• _YOUR OBJECTIVE_
For every line in the records that has the word "icon", make a copy.

• _EXERCISE INPUTS_
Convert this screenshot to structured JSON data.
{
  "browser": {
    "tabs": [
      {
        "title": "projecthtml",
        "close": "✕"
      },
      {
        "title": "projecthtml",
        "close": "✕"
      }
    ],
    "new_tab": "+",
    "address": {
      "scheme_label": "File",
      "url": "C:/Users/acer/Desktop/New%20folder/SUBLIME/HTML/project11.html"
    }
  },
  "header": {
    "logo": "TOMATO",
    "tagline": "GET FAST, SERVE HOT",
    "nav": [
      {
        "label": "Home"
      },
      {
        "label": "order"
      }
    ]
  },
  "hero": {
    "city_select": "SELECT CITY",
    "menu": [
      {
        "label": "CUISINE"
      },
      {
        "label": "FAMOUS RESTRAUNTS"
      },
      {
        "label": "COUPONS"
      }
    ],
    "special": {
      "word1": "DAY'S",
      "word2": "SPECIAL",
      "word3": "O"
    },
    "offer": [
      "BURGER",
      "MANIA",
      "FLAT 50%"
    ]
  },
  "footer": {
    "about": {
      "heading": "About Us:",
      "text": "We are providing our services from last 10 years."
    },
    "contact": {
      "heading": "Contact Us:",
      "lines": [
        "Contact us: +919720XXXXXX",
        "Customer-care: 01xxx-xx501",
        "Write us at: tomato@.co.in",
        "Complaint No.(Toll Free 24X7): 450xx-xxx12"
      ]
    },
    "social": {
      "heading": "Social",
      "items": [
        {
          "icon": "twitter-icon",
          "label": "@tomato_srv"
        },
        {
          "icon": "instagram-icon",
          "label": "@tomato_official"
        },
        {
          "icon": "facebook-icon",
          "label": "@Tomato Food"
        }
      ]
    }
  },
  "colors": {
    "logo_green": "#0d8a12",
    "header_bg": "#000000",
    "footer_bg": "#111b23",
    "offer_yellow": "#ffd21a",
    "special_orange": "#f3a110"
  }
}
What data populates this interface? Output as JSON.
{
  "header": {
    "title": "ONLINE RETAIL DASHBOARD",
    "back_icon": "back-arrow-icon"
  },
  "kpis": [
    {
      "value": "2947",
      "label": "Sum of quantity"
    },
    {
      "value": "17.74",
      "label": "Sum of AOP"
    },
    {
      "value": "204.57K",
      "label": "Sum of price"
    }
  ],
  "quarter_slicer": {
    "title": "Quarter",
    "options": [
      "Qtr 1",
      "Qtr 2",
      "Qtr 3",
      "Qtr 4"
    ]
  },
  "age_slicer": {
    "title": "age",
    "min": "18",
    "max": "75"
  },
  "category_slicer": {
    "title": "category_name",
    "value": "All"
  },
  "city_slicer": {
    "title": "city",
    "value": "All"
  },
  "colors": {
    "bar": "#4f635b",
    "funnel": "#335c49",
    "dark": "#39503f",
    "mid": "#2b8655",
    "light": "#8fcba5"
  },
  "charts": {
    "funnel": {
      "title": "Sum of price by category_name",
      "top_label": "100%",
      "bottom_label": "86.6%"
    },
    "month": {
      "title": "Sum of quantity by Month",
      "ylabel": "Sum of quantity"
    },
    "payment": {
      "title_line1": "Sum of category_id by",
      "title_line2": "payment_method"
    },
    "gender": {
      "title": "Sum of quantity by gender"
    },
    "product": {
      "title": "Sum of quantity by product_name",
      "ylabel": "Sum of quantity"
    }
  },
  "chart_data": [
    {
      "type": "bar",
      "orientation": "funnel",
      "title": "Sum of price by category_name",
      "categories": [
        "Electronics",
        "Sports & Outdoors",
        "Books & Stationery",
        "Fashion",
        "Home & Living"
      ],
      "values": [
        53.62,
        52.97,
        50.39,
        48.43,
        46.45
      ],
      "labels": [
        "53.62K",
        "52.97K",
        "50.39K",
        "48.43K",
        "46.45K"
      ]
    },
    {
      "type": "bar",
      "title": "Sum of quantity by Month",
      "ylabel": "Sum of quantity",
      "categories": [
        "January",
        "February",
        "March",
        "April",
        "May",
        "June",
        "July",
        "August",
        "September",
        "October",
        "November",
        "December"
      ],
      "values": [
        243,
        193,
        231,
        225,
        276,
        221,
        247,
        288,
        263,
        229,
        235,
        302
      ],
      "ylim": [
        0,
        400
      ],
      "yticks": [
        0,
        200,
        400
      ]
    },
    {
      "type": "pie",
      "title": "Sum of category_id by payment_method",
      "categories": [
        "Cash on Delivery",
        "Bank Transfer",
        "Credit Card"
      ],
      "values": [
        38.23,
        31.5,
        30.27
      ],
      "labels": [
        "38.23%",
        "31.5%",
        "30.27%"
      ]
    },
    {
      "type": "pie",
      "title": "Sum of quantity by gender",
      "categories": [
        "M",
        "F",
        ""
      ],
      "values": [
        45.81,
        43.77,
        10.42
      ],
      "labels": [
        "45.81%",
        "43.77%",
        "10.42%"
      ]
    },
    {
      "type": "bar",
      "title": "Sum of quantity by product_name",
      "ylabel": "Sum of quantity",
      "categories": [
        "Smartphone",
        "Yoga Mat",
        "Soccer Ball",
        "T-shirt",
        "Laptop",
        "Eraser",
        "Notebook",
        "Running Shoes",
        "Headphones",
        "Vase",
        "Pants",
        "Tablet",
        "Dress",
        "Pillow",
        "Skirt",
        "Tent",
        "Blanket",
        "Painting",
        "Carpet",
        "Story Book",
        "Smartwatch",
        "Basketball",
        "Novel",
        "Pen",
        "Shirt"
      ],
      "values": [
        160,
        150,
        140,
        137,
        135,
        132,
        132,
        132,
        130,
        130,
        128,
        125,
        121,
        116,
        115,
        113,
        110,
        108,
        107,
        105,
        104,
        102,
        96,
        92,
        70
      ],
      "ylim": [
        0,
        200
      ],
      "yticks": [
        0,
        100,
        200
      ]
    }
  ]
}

• _TASK RESPONSE_
          "icon": "twitter-icon",
          "icon": "instagram-icon",
          "icon": "facebook-icon",
    "back_icon": "back-arrow-icon"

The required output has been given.